----- Data lines -----

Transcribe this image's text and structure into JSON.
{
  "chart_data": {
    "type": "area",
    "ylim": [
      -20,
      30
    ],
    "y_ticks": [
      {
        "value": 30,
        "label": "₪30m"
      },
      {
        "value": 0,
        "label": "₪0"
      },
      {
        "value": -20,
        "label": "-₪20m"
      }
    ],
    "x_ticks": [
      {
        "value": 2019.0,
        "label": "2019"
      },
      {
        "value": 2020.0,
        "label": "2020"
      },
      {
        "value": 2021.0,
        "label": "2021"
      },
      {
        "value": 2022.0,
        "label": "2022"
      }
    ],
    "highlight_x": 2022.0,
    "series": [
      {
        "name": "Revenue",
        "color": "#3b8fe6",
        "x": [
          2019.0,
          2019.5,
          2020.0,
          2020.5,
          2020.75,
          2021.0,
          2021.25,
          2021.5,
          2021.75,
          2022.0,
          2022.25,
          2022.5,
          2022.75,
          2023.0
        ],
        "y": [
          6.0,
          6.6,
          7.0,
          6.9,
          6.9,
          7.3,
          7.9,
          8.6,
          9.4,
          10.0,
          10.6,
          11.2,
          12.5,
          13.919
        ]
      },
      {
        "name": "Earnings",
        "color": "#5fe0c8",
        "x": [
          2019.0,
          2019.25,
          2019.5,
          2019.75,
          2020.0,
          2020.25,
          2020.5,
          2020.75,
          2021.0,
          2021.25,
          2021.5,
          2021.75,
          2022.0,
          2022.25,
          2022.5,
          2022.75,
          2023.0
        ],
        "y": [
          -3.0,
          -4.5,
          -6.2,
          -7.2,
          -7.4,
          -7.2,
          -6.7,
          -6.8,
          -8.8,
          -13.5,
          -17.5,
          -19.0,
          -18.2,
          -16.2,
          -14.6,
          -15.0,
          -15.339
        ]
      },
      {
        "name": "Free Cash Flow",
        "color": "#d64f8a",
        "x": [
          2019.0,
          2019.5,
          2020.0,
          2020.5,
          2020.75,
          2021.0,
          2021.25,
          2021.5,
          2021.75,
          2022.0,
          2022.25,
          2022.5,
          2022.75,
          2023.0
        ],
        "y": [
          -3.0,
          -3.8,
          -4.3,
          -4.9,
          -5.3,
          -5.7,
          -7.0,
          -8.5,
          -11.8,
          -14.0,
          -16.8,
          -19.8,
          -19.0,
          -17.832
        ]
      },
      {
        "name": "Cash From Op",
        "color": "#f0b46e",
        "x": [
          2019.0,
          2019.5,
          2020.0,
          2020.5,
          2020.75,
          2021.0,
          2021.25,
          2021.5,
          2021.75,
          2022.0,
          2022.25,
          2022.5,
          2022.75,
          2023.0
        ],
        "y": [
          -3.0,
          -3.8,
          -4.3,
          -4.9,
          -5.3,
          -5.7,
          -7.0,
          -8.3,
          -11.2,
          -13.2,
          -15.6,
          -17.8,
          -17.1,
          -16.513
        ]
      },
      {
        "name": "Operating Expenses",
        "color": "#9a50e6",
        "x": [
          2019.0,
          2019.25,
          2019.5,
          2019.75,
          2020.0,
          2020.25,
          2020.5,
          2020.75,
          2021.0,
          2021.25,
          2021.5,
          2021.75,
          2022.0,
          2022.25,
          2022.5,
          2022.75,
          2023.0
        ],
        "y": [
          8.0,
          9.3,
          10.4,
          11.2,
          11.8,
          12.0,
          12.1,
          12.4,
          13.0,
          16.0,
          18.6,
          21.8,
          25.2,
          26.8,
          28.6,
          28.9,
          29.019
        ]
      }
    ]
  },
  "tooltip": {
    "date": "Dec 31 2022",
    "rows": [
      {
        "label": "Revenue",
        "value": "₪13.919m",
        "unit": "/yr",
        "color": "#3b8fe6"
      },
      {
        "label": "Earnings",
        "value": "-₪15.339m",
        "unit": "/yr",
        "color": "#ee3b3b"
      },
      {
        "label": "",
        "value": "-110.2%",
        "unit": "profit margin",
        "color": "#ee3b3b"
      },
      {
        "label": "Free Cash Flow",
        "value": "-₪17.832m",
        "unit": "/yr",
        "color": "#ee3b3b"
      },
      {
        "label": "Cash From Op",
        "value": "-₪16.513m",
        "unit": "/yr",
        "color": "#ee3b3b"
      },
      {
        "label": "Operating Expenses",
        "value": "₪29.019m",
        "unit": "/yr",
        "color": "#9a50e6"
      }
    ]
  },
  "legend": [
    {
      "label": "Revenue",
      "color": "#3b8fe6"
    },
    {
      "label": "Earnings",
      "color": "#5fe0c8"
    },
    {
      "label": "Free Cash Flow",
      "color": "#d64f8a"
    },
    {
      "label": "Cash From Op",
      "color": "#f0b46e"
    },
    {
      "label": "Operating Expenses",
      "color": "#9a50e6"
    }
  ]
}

-----

Exercise details :: Type out the material again exactly as presented.

Result ::
Transcribe this image's text and structure into JSON.
{
  "chart_data": {
    "type": "area",
    "ylim": [
      -20,
      30
    ],
    "y_ticks": [
      {
        "value": 30,
        "label": "₪30m"
      },
      {
        "value": 0,
        "label": "₪0"
      },
      {
        "value": -20,
        "label": "-₪20m"
      }
    ],
    "x_ticks": [
      {
        "value": 2019.0,
        "label": "2019"
      },
      {
        "value": 2020.0,
        "label": "2020"
      },
      {
        "value": 2021.0,
        "label": "2021"
      },
      {
        "value": 2022.0,
        "label": "2022"
      }
    ],
    "highlight_x": 2022.0,
    "series": [
      {
        "name": "Revenue",
        "color": "#3b8fe6",
        "x": [
          2019.0,
          2019.5,
          2020.0,
          2020.5,
          2020.75,
          2021.0,
          2021.25,
          2021.5,
          2021.75,
          2022.0,
          2022.25,
          2022.5,
          2022.75,
          2023.0
        ],
        "y": [
          6.0,
          6.6,
          7.0,
          6.9,
          6.9,
          7.3,
          7.9,
          8.6,
          9.4,
          10.0,
          10.6,
          11.2,
          12.5,
          13.919
        ]
      },
      {
        "name": "Earnings",
        "color": "#5fe0c8",
        "x": [
          2019.0,
          2019.25,
          2019.5,
          2019.75,
          2020.0,
          2020.25,
          2020.5,
          2020.75,
          2021.0,
          2021.25,
          2021.5,
          2021.75,
          2022.0,
          2022.25,
          2022.5,
          2022.75,
          2023.0
        ],
        "y": [
          -3.0,
          -4.5,
          -6.2,
          -7.2,
          -7.4,
          -7.2,
          -6.7,
          -6.8,
          -8.8,
          -13.5,
          -17.5,
          -19.0,
          -18.2,
          -16.2,
          -14.6,
          -15.0,
          -15.339
        ]
      },
      {
        "name": "Free Cash Flow",
        "color": "#d64f8a",
        "x": [
          2019.0,
          2019.5,
          2020.0,
          2020.5,
          2020.75,
          2021.0,
          2021.25,
          2021.5,
          2021.75,
          2022.0,
          2022.25,
          2022.5,
          2022.75,
          2023.0
        ],
        "y": [
          -3.0,
          -3.8,
          -4.3,
          -4.9,
          -5.3,
          -5.7,
          -7.0,
          -8.5,
          -11.8,
          -14.0,
          -16.8,
          -19.8,
          -19.0,
          -17.832
        ]
      },
      {
        "name": "Cash From Op",
        "color": "#f0b46e",
        "x": [
          2019.0,
          2019.5,
          2020.0,
          2020.5,
          2020.75,
          2021.0,
          2021.25,
          2021.5,
          2021.75,
          2022.0,
          2022.25,
          2022.5,
          2022.75,
          2023.0
        ],
        "y": [
          -3.0,
          -3.8,
          -4.3,
          -4.9,
          -5.3,
          -5.7,
          -7.0,
          -8.3,
          -11.2,
          -13.2,
          -15.6,
          -17.8,
          -17.1,
          -16.513
        ]
      },
      {
        "name": "Operating Expenses",
        "color": "#9a50e6",
        "x": [
          2019.0,
          2019.25,
          2019.5,
          2019.75,
          2020.0,
          2020.25,
          2020.5,
          2020.75,
          2021.0,
          2021.25,
          2021.5,
          2021.75,
          2022.0,
          2022.25,
          2022.5,
          2022.75,
          2023.0
        ],
        "y": [
          8.0,
          9.3,
          10.4,
          11.2,
          11.8,
          12.0,
          12.1,
          12.4,
          13.0,
          16.0,
          18.6,
          21.8,
          25.2,
          26.8,
          28.6,
          28.9,
          29.019
        ]
      }
    ]
  },
  "tooltip": {
    "date": "Dec 31 2022",
    "rows": [
      {
        "label": "Revenue",
        "value": "₪13.919m",
        "unit": "/yr",
        "color": "#3b8fe6"
      },
      {
        "label": "Earnings",
        "value": "-₪15.339m",
        "unit": "/yr",
        "color": "#ee3b3b"
      },
      {
        "label": "",
        "value": "-110.2%",
        "unit": "profit margin",
        "color": "#ee3b3b"
      },
      {
        "label": "Free Cash Flow",
        "value": "-₪17.832m",
        "unit": "/yr",
        "color": "#ee3b3b"
      },
      {
        "label": "Cash From Op",
        "value": "-₪16.513m",
        "unit": "/yr",
        "color": "#ee3b3b"
      },
      {
        "label": "Operating Expenses",
        "value": "₪29.019m",
        "unit": "/yr",
        "color": "#9a50e6"
      }
    ]
  },
  "legend": [
    {
      "label": "Revenue",
      "color": "#3b8fe6"
    },
    {
      "label": "Earnings",
      "color": "#5fe0c8"
    },
    {
      "label": "Free Cash Flow",
      "color": "#d64f8a"
    },
    {
      "label": "Cash From Op",
      "color": "#f0b46e"
    },
    {
      "label": "Operating Expenses",
      "color": "#9a50e6"
    }
  ]
}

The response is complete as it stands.